EXERCISE DIRECTIONS: Your task is to copy the listing exactly, with the pictures left out.

┄┄┄┄┄┄┄┄┄┄

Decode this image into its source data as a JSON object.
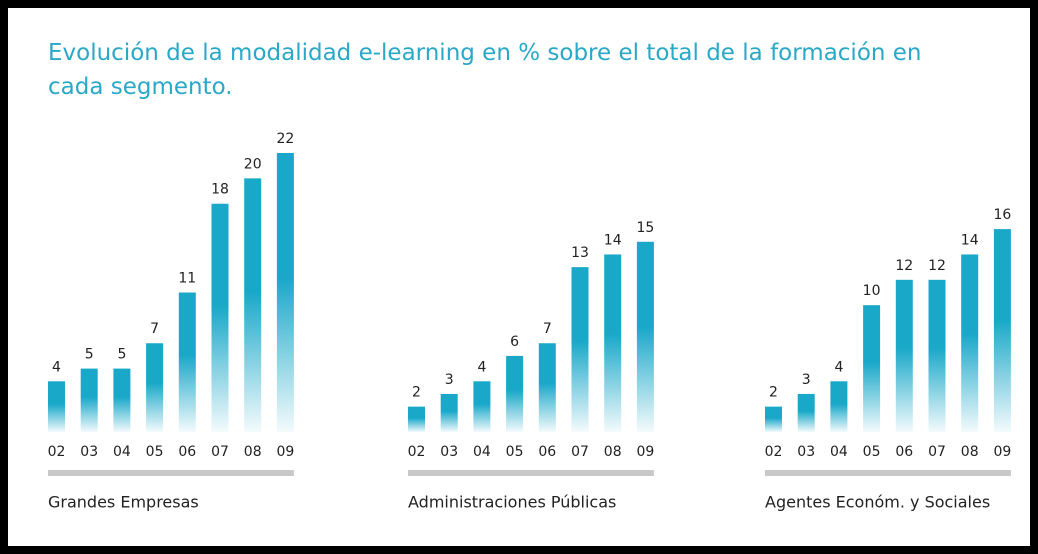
{
  "title": "Evolución de la modalidad e-learning en % sobre el total de la formación en cada segmento.",
  "chart_data": [
    {
      "type": "bar",
      "xlabel": "Grandes Empresas",
      "categories": [
        "02",
        "03",
        "04",
        "05",
        "06",
        "07",
        "08",
        "09"
      ],
      "values": [
        4,
        5,
        5,
        7,
        11,
        18,
        20,
        22
      ],
      "color": "#1aa8c9",
      "ylim": [
        0,
        22
      ]
    },
    {
      "type": "bar",
      "xlabel": "Administraciones Públicas",
      "categories": [
        "02",
        "03",
        "04",
        "05",
        "06",
        "07",
        "08",
        "09"
      ],
      "values": [
        2,
        3,
        4,
        6,
        7,
        13,
        14,
        15
      ],
      "color": "#1aa8c9",
      "ylim": [
        0,
        22
      ]
    },
    {
      "type": "bar",
      "xlabel": "Agentes Económ. y Sociales",
      "categories": [
        "02",
        "03",
        "04",
        "05",
        "06",
        "07",
        "08",
        "09"
      ],
      "values": [
        2,
        3,
        4,
        10,
        12,
        12,
        14,
        16
      ],
      "color": "#1aa8c9",
      "ylim": [
        0,
        22
      ]
    }
  ]
}
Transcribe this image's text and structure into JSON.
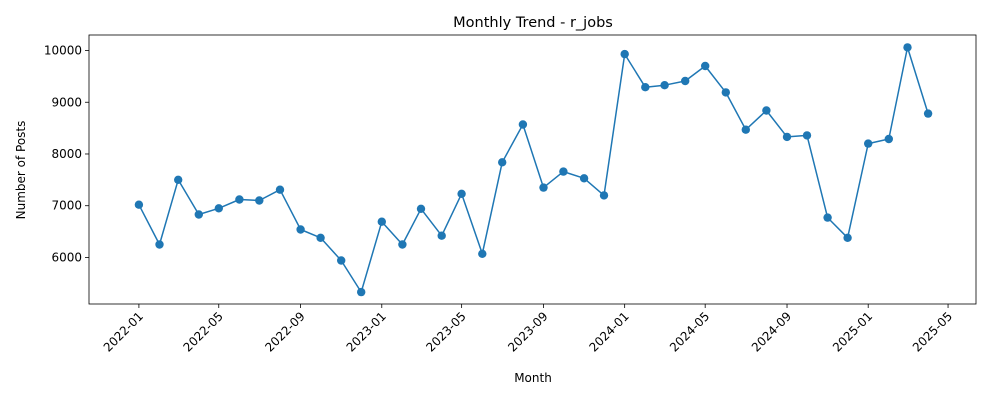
{
  "chart_data": {
    "type": "line",
    "title": "Monthly Trend - r_jobs",
    "xlabel": "Month",
    "ylabel": "Number of Posts",
    "x_range": [
      "2021-10-18",
      "2025-06-12"
    ],
    "ylim": [
      5100,
      10300
    ],
    "x_ticks": [
      "2022-01",
      "2022-05",
      "2022-09",
      "2023-01",
      "2023-05",
      "2023-09",
      "2024-01",
      "2024-05",
      "2024-09",
      "2025-01",
      "2025-05"
    ],
    "y_ticks": [
      6000,
      7000,
      8000,
      9000,
      10000
    ],
    "grid": false,
    "line_color": "#1f77b4",
    "marker": "circle",
    "x": [
      "2022-01",
      "2022-02",
      "2022-03",
      "2022-04",
      "2022-05",
      "2022-06",
      "2022-07",
      "2022-08",
      "2022-09",
      "2022-10",
      "2022-11",
      "2022-12",
      "2023-01",
      "2023-02",
      "2023-03",
      "2023-04",
      "2023-05",
      "2023-06",
      "2023-07",
      "2023-08",
      "2023-09",
      "2023-10",
      "2023-11",
      "2023-12",
      "2024-01",
      "2024-02",
      "2024-03",
      "2024-04",
      "2024-05",
      "2024-06",
      "2024-07",
      "2024-08",
      "2024-09",
      "2024-10",
      "2024-11",
      "2024-12",
      "2025-01",
      "2025-02",
      "2025-03",
      "2025-04"
    ],
    "values": [
      7020,
      6250,
      7500,
      6830,
      6950,
      7120,
      7100,
      7310,
      6540,
      6380,
      5940,
      5330,
      6690,
      6250,
      6940,
      6420,
      7230,
      6070,
      7840,
      8570,
      7350,
      7660,
      7530,
      7200,
      9930,
      9290,
      9330,
      9410,
      9700,
      9190,
      8470,
      8840,
      8330,
      8360,
      6770,
      6380,
      8200,
      8290,
      10060,
      8780
    ]
  }
}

┄┄┄┄┄┄┄┄┄┄

THE REPLY:
Decode this image into its source data as a JSON object.
{
  "title": "Evolución de la modalidad e-learning en % sobre el total de la formación en cada segmento.",
  "chart_data": [
    {
      "type": "bar",
      "xlabel": "Grandes Empresas",
      "categories": [
        "02",
        "03",
        "04",
        "05",
        "06",
        "07",
        "08",
        "09"
      ],
      "values": [
        4,
        5,
        5,
        7,
        11,
        18,
        20,
        22
      ],
      "color": "#1aa8c9",
      "ylim": [
        0,
        22
      ]
    },
    {
      "type": "bar",
      "xlabel": "Administraciones Públicas",
      "categories": [
        "02",
        "03",
        "04",
        "05",
        "06",
        "07",
        "08",
        "09"
      ],
      "values": [
        2,
        3,
        4,
        6,
        7,
        13,
        14,
        15
      ],
      "color": "#1aa8c9",
      "ylim": [
        0,
        22
      ]
    },
    {
      "type": "bar",
      "xlabel": "Agentes Económ. y Sociales",
      "categories": [
        "02",
        "03",
        "04",
        "05",
        "06",
        "07",
        "08",
        "09"
      ],
      "values": [
        2,
        3,
        4,
        10,
        12,
        12,
        14,
        16
      ],
      "color": "#1aa8c9",
      "ylim": [
        0,
        22
      ]
    }
  ]
}
Transcribe this image's text and structure into JSON.
{
  "chart_data": {
    "type": "line",
    "title": "Monthly Trend - r_jobs",
    "xlabel": "Month",
    "ylabel": "Number of Posts",
    "x_range": [
      "2021-10-18",
      "2025-06-12"
    ],
    "ylim": [
      5100,
      10300
    ],
    "x_ticks": [
      "2022-01",
      "2022-05",
      "2022-09",
      "2023-01",
      "2023-05",
      "2023-09",
      "2024-01",
      "2024-05",
      "2024-09",
      "2025-01",
      "2025-05"
    ],
    "y_ticks": [
      6000,
      7000,
      8000,
      9000,
      10000
    ],
    "grid": false,
    "line_color": "#1f77b4",
    "marker": "circle",
    "x": [
      "2022-01",
      "2022-02",
      "2022-03",
      "2022-04",
      "2022-05",
      "2022-06",
      "2022-07",
      "2022-08",
      "2022-09",
      "2022-10",
      "2022-11",
      "2022-12",
      "2023-01",
      "2023-02",
      "2023-03",
      "2023-04",
      "2023-05",
      "2023-06",
      "2023-07",
      "2023-08",
      "2023-09",
      "2023-10",
      "2023-11",
      "2023-12",
      "2024-01",
      "2024-02",
      "2024-03",
      "2024-04",
      "2024-05",
      "2024-06",
      "2024-07",
      "2024-08",
      "2024-09",
      "2024-10",
      "2024-11",
      "2024-12",
      "2025-01",
      "2025-02",
      "2025-03",
      "2025-04"
    ],
    "values": [
      7020,
      6250,
      7500,
      6830,
      6950,
      7120,
      7100,
      7310,
      6540,
      6380,
      5940,
      5330,
      6690,
      6250,
      6940,
      6420,
      7230,
      6070,
      7840,
      8570,
      7350,
      7660,
      7530,
      7200,
      9930,
      9290,
      9330,
      9410,
      9700,
      9190,
      8470,
      8840,
      8330,
      8360,
      6770,
      6380,
      8200,
      8290,
      10060,
      8780
    ]
  }
}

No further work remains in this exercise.